Locate each line holding the string "mantissa" and copy it.

· · · ·

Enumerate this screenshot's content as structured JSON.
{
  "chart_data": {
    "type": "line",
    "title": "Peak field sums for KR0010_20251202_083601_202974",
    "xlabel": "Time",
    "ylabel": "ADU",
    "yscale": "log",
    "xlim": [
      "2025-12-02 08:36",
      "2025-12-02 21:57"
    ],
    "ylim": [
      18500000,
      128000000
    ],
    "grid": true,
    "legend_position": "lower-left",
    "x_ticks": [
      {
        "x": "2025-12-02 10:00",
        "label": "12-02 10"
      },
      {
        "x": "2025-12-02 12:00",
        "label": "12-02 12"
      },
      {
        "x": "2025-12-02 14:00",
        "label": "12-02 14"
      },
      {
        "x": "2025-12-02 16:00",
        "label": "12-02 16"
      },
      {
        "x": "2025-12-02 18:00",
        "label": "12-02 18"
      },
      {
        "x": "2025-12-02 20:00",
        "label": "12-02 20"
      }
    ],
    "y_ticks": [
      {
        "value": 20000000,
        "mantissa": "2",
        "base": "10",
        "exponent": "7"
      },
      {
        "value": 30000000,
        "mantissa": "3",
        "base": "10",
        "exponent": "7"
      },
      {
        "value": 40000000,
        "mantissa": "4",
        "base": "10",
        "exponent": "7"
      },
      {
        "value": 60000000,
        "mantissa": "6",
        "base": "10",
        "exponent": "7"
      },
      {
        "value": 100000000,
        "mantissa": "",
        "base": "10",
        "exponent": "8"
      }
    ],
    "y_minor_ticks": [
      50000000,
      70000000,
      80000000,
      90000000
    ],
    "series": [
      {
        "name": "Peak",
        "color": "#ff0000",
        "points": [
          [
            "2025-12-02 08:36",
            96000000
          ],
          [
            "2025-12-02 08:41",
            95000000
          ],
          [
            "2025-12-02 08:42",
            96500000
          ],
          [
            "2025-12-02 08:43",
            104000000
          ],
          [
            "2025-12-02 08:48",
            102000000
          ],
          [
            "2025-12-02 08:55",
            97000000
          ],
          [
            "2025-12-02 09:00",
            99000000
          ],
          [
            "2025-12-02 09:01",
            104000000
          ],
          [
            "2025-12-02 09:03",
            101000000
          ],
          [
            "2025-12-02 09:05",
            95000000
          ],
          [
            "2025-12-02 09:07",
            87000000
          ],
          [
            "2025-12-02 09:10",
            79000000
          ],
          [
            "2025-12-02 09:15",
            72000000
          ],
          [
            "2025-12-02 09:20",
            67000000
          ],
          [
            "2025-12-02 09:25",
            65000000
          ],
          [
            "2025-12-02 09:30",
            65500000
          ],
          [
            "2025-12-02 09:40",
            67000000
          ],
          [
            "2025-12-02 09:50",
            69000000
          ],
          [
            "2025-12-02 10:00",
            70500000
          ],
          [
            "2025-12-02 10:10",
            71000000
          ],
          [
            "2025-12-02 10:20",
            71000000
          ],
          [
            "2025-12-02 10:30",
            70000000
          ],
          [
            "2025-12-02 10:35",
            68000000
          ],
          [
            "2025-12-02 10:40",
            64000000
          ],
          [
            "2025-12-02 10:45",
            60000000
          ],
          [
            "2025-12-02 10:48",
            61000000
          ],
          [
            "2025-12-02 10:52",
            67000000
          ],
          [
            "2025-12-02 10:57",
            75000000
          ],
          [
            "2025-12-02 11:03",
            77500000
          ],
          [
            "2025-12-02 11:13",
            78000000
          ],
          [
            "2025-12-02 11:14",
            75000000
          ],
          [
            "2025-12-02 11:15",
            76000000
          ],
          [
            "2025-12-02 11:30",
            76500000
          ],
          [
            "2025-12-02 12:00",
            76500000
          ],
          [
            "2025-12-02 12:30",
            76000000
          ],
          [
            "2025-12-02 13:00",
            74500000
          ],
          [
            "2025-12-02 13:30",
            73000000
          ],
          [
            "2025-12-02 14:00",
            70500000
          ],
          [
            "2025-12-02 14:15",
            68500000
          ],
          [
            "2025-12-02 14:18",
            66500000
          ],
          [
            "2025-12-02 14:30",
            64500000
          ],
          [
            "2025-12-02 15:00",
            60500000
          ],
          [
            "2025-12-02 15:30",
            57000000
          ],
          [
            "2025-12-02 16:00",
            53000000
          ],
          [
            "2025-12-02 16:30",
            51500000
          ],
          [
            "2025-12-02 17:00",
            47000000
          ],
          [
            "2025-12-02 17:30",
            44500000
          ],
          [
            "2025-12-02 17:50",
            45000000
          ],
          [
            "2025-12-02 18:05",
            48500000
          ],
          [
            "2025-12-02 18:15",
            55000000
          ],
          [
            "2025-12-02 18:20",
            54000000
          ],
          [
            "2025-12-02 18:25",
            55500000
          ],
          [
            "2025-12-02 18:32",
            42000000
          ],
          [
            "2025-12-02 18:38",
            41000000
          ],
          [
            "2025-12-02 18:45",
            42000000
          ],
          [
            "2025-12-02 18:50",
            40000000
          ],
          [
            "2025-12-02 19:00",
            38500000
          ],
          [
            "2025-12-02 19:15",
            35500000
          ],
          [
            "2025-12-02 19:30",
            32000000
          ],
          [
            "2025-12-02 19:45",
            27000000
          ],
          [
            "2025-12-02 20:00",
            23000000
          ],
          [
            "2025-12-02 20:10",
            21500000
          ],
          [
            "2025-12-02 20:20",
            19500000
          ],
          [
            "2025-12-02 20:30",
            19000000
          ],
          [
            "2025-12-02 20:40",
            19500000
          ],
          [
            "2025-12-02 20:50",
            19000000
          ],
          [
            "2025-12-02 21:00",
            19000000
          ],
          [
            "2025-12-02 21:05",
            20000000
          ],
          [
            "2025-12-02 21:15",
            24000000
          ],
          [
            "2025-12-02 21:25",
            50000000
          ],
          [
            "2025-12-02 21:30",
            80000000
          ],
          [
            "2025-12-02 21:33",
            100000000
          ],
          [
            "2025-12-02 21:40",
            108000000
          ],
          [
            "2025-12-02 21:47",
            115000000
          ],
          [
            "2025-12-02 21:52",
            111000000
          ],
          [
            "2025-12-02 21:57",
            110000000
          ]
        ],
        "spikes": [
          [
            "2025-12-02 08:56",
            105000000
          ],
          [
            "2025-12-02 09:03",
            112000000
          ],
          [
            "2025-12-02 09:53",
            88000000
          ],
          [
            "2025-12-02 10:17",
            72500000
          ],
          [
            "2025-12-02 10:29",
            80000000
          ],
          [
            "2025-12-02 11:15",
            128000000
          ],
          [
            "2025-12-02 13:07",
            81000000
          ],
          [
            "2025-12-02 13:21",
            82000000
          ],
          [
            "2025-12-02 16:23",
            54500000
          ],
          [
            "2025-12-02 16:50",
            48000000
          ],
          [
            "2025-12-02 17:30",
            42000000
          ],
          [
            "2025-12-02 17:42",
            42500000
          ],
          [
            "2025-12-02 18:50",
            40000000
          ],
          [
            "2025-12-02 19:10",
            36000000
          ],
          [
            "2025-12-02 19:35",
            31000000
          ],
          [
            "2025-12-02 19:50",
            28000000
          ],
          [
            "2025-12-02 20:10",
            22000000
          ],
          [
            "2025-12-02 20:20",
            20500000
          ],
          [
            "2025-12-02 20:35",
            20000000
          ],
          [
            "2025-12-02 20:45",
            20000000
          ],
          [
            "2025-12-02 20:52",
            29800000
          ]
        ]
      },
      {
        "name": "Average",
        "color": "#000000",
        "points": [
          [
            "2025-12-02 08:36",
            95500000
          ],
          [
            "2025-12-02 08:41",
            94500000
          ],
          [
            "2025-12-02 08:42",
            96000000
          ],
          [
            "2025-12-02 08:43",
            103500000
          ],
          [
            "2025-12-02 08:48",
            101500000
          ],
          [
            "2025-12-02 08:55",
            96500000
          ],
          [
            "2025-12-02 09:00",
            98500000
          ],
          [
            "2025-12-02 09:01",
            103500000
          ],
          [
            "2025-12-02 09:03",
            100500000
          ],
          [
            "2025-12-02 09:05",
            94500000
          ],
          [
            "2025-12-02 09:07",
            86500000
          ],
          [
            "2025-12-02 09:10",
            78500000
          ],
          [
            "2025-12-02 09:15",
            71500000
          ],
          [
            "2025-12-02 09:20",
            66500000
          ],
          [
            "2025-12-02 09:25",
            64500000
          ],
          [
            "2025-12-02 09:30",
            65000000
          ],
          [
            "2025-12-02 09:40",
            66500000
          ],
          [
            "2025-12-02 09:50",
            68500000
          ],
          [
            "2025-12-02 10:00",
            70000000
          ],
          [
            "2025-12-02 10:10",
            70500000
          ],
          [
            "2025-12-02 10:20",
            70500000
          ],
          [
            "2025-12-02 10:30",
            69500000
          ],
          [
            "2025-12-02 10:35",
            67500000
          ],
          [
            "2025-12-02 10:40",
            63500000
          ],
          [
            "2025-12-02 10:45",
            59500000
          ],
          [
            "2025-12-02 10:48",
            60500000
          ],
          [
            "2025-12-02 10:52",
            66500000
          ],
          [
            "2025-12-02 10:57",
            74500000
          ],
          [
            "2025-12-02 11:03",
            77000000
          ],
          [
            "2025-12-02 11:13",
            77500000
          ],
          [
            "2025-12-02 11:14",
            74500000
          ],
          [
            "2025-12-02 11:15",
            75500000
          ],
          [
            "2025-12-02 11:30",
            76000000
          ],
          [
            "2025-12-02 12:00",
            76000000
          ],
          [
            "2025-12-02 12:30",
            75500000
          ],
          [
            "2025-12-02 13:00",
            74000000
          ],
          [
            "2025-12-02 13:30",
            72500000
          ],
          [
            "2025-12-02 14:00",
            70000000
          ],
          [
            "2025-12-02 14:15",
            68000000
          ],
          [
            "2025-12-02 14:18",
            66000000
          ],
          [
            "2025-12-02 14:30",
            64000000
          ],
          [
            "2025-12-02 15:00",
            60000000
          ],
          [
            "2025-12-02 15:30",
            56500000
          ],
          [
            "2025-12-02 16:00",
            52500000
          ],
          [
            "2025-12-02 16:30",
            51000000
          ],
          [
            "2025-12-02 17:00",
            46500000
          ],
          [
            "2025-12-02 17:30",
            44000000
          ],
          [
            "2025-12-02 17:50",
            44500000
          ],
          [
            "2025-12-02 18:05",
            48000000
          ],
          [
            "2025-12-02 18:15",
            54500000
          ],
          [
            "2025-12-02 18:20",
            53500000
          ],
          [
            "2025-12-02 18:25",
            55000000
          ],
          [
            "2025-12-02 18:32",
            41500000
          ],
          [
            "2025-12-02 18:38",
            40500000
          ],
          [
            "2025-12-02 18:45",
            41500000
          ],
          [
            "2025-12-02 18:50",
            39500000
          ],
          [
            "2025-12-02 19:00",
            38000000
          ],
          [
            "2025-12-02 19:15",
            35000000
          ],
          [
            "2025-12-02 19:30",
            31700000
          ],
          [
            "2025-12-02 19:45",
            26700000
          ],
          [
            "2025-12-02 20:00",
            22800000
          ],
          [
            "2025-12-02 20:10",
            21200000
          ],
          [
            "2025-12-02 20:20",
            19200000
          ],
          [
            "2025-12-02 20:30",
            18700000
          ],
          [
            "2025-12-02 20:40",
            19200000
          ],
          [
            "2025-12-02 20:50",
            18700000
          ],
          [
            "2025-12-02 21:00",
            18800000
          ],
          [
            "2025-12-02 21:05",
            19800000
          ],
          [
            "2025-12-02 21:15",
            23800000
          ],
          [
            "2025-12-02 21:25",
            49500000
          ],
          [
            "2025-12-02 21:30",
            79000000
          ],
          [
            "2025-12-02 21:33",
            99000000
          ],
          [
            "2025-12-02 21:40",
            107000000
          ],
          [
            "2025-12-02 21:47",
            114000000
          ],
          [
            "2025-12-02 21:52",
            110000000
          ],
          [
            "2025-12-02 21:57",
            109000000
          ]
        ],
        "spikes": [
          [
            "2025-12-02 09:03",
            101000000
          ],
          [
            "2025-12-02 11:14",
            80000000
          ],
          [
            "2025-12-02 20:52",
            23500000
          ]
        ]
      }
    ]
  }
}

· · · ·

The response:
        "mantissa": "2",
        "mantissa": "3",
        "mantissa": "4",
        "mantissa": "6",
        "mantissa": "",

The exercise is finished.